▸ **Items**:

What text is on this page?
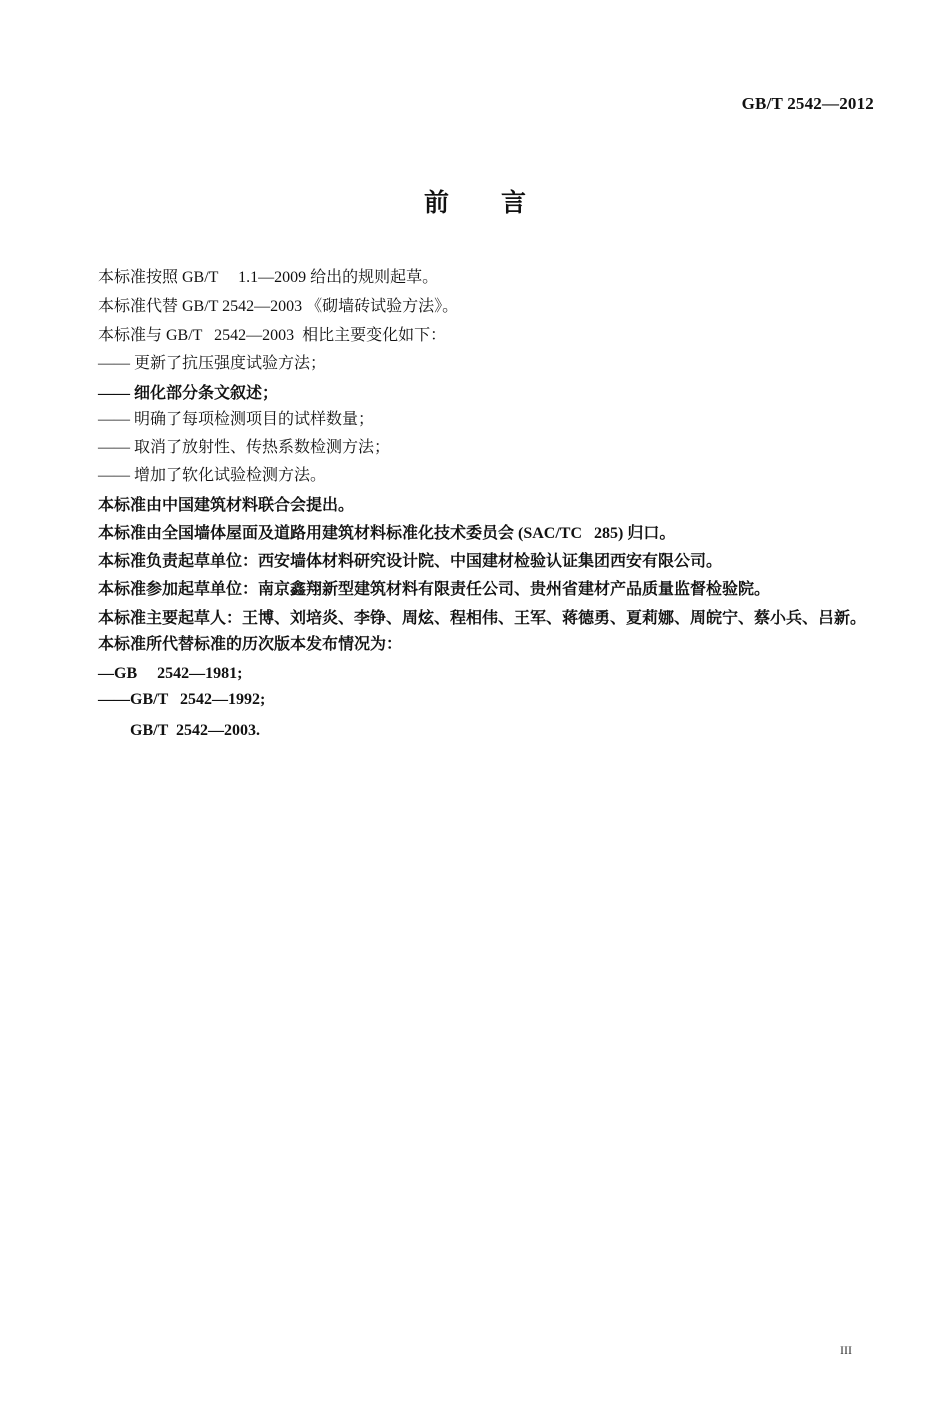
GB/T 2542—2012
前言

本标准按照 GB/T     1.1—2009 给出的规则起草。

本标准代替 GB/T 2542—2003 《砌墙砖试验方法》。

本标准与 GB/T   2542—2003  相比主要变化如下：

—— 更新了抗压强度试验方法；

—— 细化部分条文叙述；

—— 明确了每项检测项目的试样数量；

—— 取消了放射性、传热系数检测方法；

—— 增加了软化试验检测方法。

本标准由中国建筑材料联合会提出。

本标准由全国墙体屋面及道路用建筑材料标准化技术委员会 (SAC/TC   285) 归口。

本标准负责起草单位：西安墙体材料研究设计院、中国建材检验认证集团西安有限公司。

本标准参加起草单位：南京鑫翔新型建筑材料有限责任公司、贵州省建材产品质量监督检验院。

本标准主要起草人：王博、刘培炎、李铮、周炫、程相伟、王军、蒋德勇、夏莉娜、周皖宁、蔡小兵、吕新。

本标准所代替标准的历次版本发布情况为：

—GB     2542—1981;

——GB/T   2542—1992;

GB/T  2542—2003.

III
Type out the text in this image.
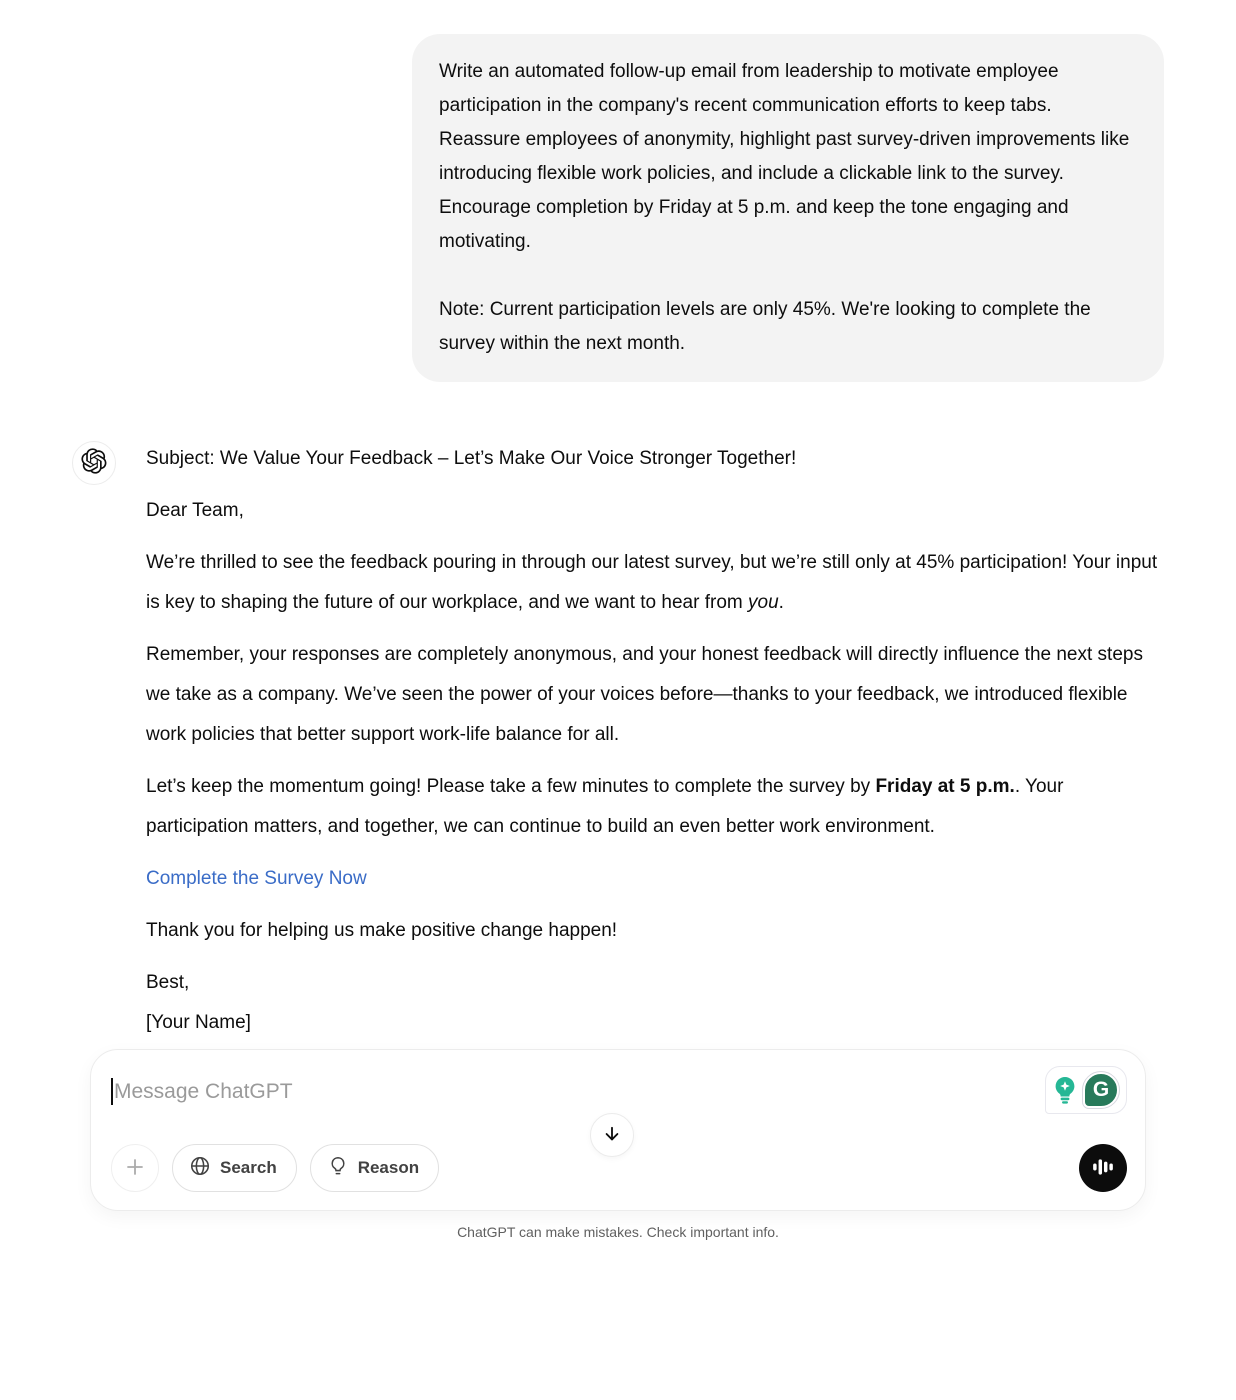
Write an automated follow-up email from leadership to motivate employee participation in the company's recent communication efforts to keep tabs. Reassure employees of anonymity, highlight past survey-driven improvements like introducing flexible work policies, and include a clickable link to the survey. Encourage completion by Friday at 5 p.m. and keep the tone engaging and motivating.

Note: Current participation levels are only 45%. We're looking to complete the survey within the next month.

Subject: We Value Your Feedback – Let’s Make Our Voice Stronger Together!

Dear Team,

We’re thrilled to see the feedback pouring in through our latest survey, but we’re still only at 45% participation! Your input is key to shaping the future of our workplace, and we want to hear from you.

Remember, your responses are completely anonymous, and your honest feedback will directly influence the next steps we take as a company. We’ve seen the power of your voices before—thanks to your feedback, we introduced flexible work policies that better support work-life balance for all.

Let’s keep the momentum going! Please take a few minutes to complete the survey by Friday at 5 p.m.. Your participation matters, and together, we can continue to build an even better work environment.

Complete the Survey Now

Thank you for helping us make positive change happen!

Best,
[Your Name]

Message ChatGPT	G
Search	Reason
ChatGPT can make mistakes. Check important info.
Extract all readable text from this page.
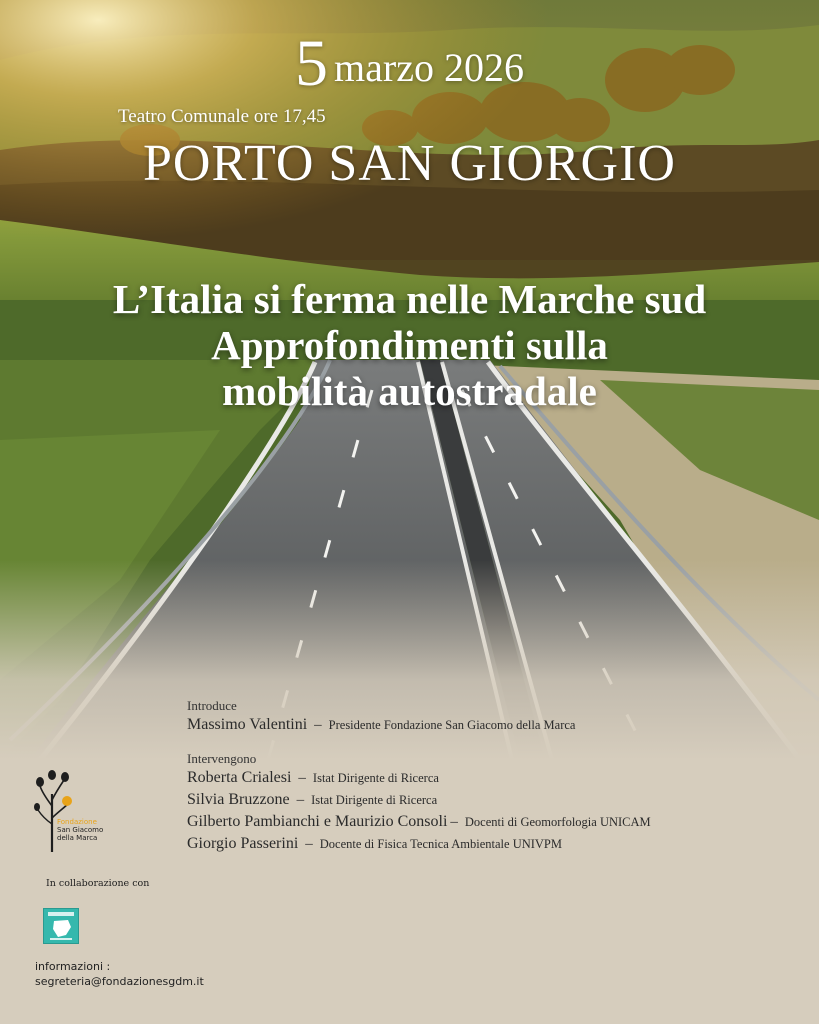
5 marzo 2026
Teatro Comunale ore 17,45
PORTO SAN GIORGIO
L’Italia si ferma nelle Marche sud
Approfondimenti sulla
mobilità autostradale
Introduce
Massimo Valentini – Presidente Fondazione San Giacomo della Marca
Intervengono
Roberta Crialesi – Istat Dirigente di Ricerca
Silvia Bruzzone – Istat Dirigente di Ricerca
Gilberto Pambianchi e Maurizio Consoli – Docenti di Geomorfologia UNICAM
Giorgio Passerini – Docente di Fisica Tecnica Ambientale UNIVPM
Fondazione
San Giacomo
della Marca
In collaborazione con
informazioni :
segreteria@fondazionesgdm.it
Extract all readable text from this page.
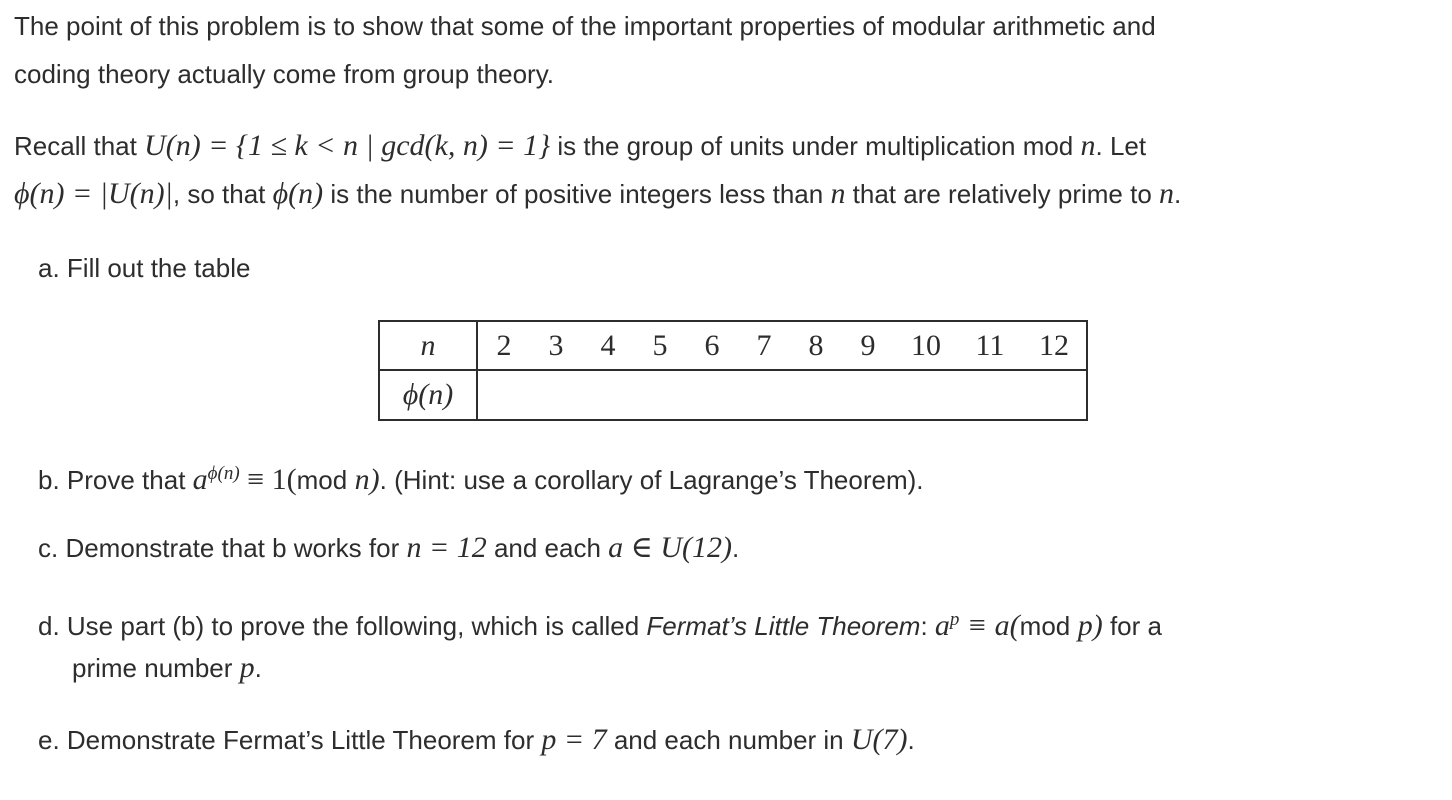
The point of this problem is to show that some of the important properties of modular arithmetic and
coding theory actually come from group theory.
Recall that U(n) = {1 ≤ k < n | gcd(k, n) = 1} is the group of units under multiplication mod n. Let
ϕ(n) = |U(n)|, so that ϕ(n) is the number of positive integers less than n that are relatively prime to n.
a. Fill out the table
n	2	3	4	5	6	7	8	9	10	11	12
ϕ(n)											
b. Prove that $a^{\phi(n)} \equiv 1(mod$ n). (Hint: use a corollary of Lagrange’s Theorem).
c. Demonstrate that b works for n = 12 and each a ∈ U(12).
d. Use part (b) to prove the following, which is called Fermat’s Little Theorem: $a^p \equiv a(mod$ p) for a
prime number p.
e. Demonstrate Fermat’s Little Theorem for p = 7 and each number in U(7).
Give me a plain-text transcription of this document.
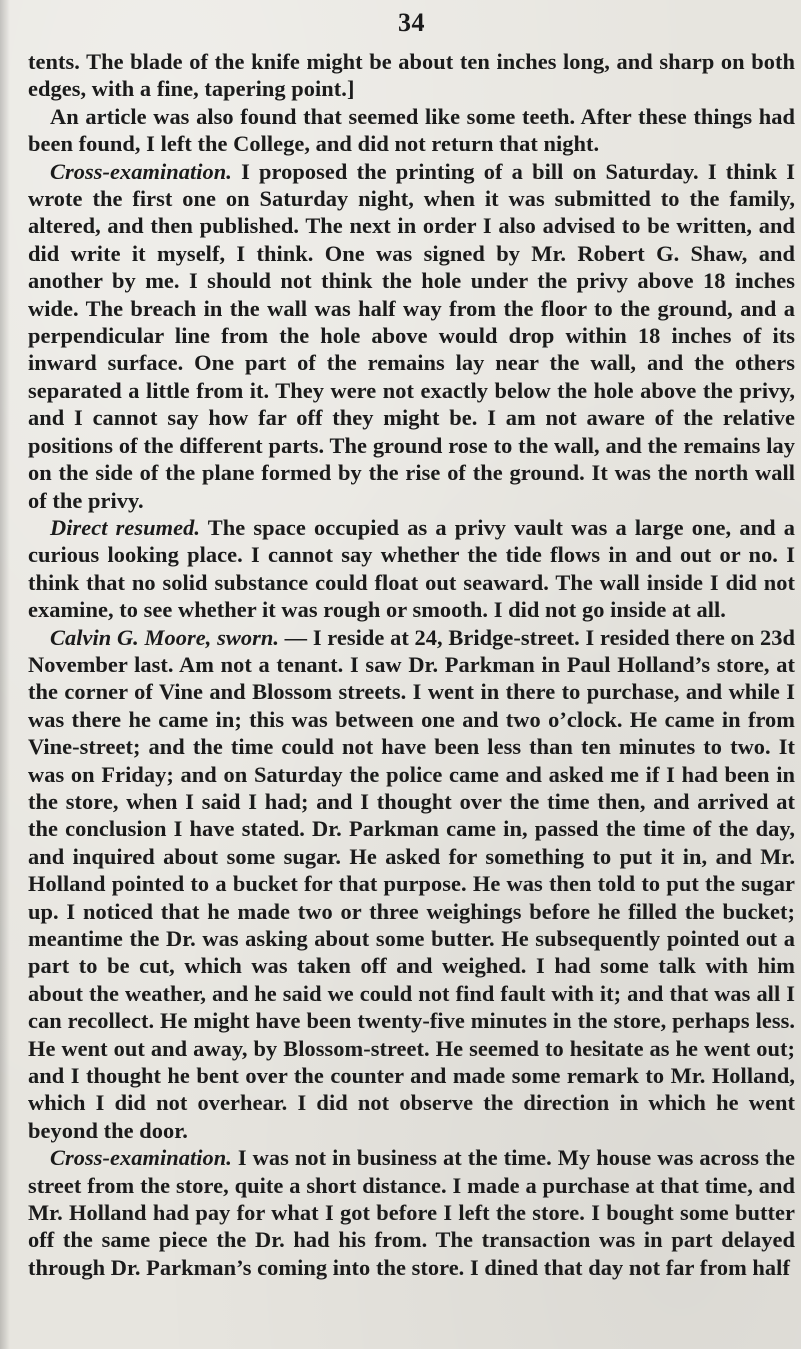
34

tents. The blade of the knife might be about ten inches long, and sharp on both edges, with a fine, tapering point.]

An article was also found that seemed like some teeth. After these things had been found, I left the College, and did not return that night.

Cross-examination. I proposed the printing of a bill on Saturday. I think I wrote the first one on Saturday night, when it was submitted to the family, altered, and then published. The next in order I also advised to be written, and did write it myself, I think. One was signed by Mr. Robert G. Shaw, and another by me. I should not think the hole under the privy above 18 inches wide. The breach in the wall was half way from the floor to the ground, and a perpendicular line from the hole above would drop within 18 inches of its inward surface. One part of the remains lay near the wall, and the others separated a little from it. They were not exactly below the hole above the privy, and I cannot say how far off they might be. I am not aware of the relative positions of the different parts. The ground rose to the wall, and the remains lay on the side of the plane formed by the rise of the ground. It was the north wall of the privy.

Direct resumed. The space occupied as a privy vault was a large one, and a curious looking place. I cannot say whether the tide flows in and out or no. I think that no solid substance could float out seaward. The wall inside I did not examine, to see whether it was rough or smooth. I did not go inside at all.

Calvin G. Moore, sworn. — I reside at 24, Bridge-street. I resided there on 23d November last. Am not a tenant. I saw Dr. Parkman in Paul Holland’s store, at the corner of Vine and Blossom streets. I went in there to purchase, and while I was there he came in; this was between one and two o’clock. He came in from Vine-street; and the time could not have been less than ten minutes to two. It was on Friday; and on Saturday the police came and asked me if I had been in the store, when I said I had; and I thought over the time then, and arrived at the conclusion I have stated. Dr. Parkman came in, passed the time of the day, and inquired about some sugar. He asked for something to put it in, and Mr. Holland pointed to a bucket for that purpose. He was then told to put the sugar up. I noticed that he made two or three weighings before he filled the bucket; meantime the Dr. was asking about some butter. He subsequently pointed out a part to be cut, which was taken off and weighed. I had some talk with him about the weather, and he said we could not find fault with it; and that was all I can recollect. He might have been twenty-five minutes in the store, perhaps less. He went out and away, by Blossom-street. He seemed to hesitate as he went out; and I thought he bent over the counter and made some remark to Mr. Holland, which I did not overhear. I did not observe the direction in which he went beyond the door.

Cross-examination. I was not in business at the time. My house was across the street from the store, quite a short distance. I made a purchase at that time, and Mr. Holland had pay for what I got before I left the store. I bought some butter off the same piece the Dr. had his from. The transaction was in part delayed through Dr. Parkman’s coming into the store. I dined that day not far from half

▸ **What is expected**:
Please set down each line of the data above exactly as written, without the pictures.

▸ **Solution to this task**:
What text is on this page?
GB/T 2542—2012
前言

本标准按照 GB/T     1.1—2009 给出的规则起草。

本标准代替 GB/T 2542—2003 《砌墙砖试验方法》。

本标准与 GB/T   2542—2003  相比主要变化如下：

—— 更新了抗压强度试验方法；

—— 细化部分条文叙述；

—— 明确了每项检测项目的试样数量；

—— 取消了放射性、传热系数检测方法；

—— 增加了软化试验检测方法。

本标准由中国建筑材料联合会提出。

本标准由全国墙体屋面及道路用建筑材料标准化技术委员会 (SAC/TC   285) 归口。

本标准负责起草单位：西安墙体材料研究设计院、中国建材检验认证集团西安有限公司。

本标准参加起草单位：南京鑫翔新型建筑材料有限责任公司、贵州省建材产品质量监督检验院。

本标准主要起草人：王博、刘培炎、李铮、周炫、程相伟、王军、蒋德勇、夏莉娜、周皖宁、蔡小兵、吕新。

本标准所代替标准的历次版本发布情况为：

—GB     2542—1981;

——GB/T   2542—1992;

GB/T  2542—2003.

III
Type out the text in this image.
Write an automated follow-up email from leadership to motivate employee participation in the company's recent communication efforts to keep tabs. Reassure employees of anonymity, highlight past survey-driven improvements like introducing flexible work policies, and include a clickable link to the survey. Encourage completion by Friday at 5 p.m. and keep the tone engaging and motivating.

Note: Current participation levels are only 45%. We're looking to complete the survey within the next month.

Subject: We Value Your Feedback – Let’s Make Our Voice Stronger Together!

Dear Team,

We’re thrilled to see the feedback pouring in through our latest survey, but we’re still only at 45% participation! Your input is key to shaping the future of our workplace, and we want to hear from you.

Remember, your responses are completely anonymous, and your honest feedback will directly influence the next steps we take as a company. We’ve seen the power of your voices before—thanks to your feedback, we introduced flexible work policies that better support work-life balance for all.

Let’s keep the momentum going! Please take a few minutes to complete the survey by Friday at 5 p.m.. Your participation matters, and together, we can continue to build an even better work environment.

Complete the Survey Now

Thank you for helping us make positive change happen!

Best,
[Your Name]

Message ChatGPT	G
Search	Reason
ChatGPT can make mistakes. Check important info.
Extract all readable text from this page.
5 marzo 2026
Teatro Comunale ore 17,45
PORTO SAN GIORGIO
L’Italia si ferma nelle Marche sud
Approfondimenti sulla
mobilità autostradale
Introduce
Massimo Valentini – Presidente Fondazione San Giacomo della Marca
Intervengono
Roberta Crialesi – Istat Dirigente di Ricerca
Silvia Bruzzone – Istat Dirigente di Ricerca
Gilberto Pambianchi e Maurizio Consoli – Docenti di Geomorfologia UNICAM
Giorgio Passerini – Docente di Fisica Tecnica Ambientale UNIVPM
Fondazione
San Giacomo
della Marca
In collaborazione con
informazioni :
segreteria@fondazionesgdm.it
Extract all readable text from this page.
The point of this problem is to show that some of the important properties of modular arithmetic and
coding theory actually come from group theory.
Recall that U(n) = {1 ≤ k < n | gcd(k, n) = 1} is the group of units under multiplication mod n. Let
ϕ(n) = |U(n)|, so that ϕ(n) is the number of positive integers less than n that are relatively prime to n.
a. Fill out the table
n	2	3	4	5	6	7	8	9	10	11	12
ϕ(n)											
b. Prove that $a^{\phi(n)} \equiv 1(mod$ n). (Hint: use a corollary of Lagrange’s Theorem).
c. Demonstrate that b works for n = 12 and each a ∈ U(12).
d. Use part (b) to prove the following, which is called Fermat’s Little Theorem: $a^p \equiv a(mod$ p) for a
prime number p.
e. Demonstrate Fermat’s Little Theorem for p = 7 and each number in U(7).
Give me a plain-text transcription of this document.
34

tents. The blade of the knife might be about ten inches long, and sharp on both edges, with a fine, tapering point.]

An article was also found that seemed like some teeth. After these things had been found, I left the College, and did not return that night.

Cross-examination. I proposed the printing of a bill on Saturday. I think I wrote the first one on Saturday night, when it was submitted to the family, altered, and then published. The next in order I also advised to be written, and did write it myself, I think. One was signed by Mr. Robert G. Shaw, and another by me. I should not think the hole under the privy above 18 inches wide. The breach in the wall was half way from the floor to the ground, and a perpendicular line from the hole above would drop within 18 inches of its inward surface. One part of the remains lay near the wall, and the others separated a little from it. They were not exactly below the hole above the privy, and I cannot say how far off they might be. I am not aware of the relative positions of the different parts. The ground rose to the wall, and the remains lay on the side of the plane formed by the rise of the ground. It was the north wall of the privy.

Direct resumed. The space occupied as a privy vault was a large one, and a curious looking place. I cannot say whether the tide flows in and out or no. I think that no solid substance could float out seaward. The wall inside I did not examine, to see whether it was rough or smooth. I did not go inside at all.

Calvin G. Moore, sworn. — I reside at 24, Bridge-street. I resided there on 23d November last. Am not a tenant. I saw Dr. Parkman in Paul Holland’s store, at the corner of Vine and Blossom streets. I went in there to purchase, and while I was there he came in; this was between one and two o’clock. He came in from Vine-street; and the time could not have been less than ten minutes to two. It was on Friday; and on Saturday the police came and asked me if I had been in the store, when I said I had; and I thought over the time then, and arrived at the conclusion I have stated. Dr. Parkman came in, passed the time of the day, and inquired about some sugar. He asked for something to put it in, and Mr. Holland pointed to a bucket for that purpose. He was then told to put the sugar up. I noticed that he made two or three weighings before he filled the bucket; meantime the Dr. was asking about some butter. He subsequently pointed out a part to be cut, which was taken off and weighed. I had some talk with him about the weather, and he said we could not find fault with it; and that was all I can recollect. He might have been twenty-five minutes in the store, perhaps less. He went out and away, by Blossom-street. He seemed to hesitate as he went out; and I thought he bent over the counter and made some remark to Mr. Holland, which I did not overhear. I did not observe the direction in which he went beyond the door.

Cross-examination. I was not in business at the time. My house was across the street from the store, quite a short distance. I made a purchase at that time, and Mr. Holland had pay for what I got before I left the store. I bought some butter off the same piece the Dr. had his from. The transaction was in part delayed through Dr. Parkman’s coming into the store. I dined that day not far from half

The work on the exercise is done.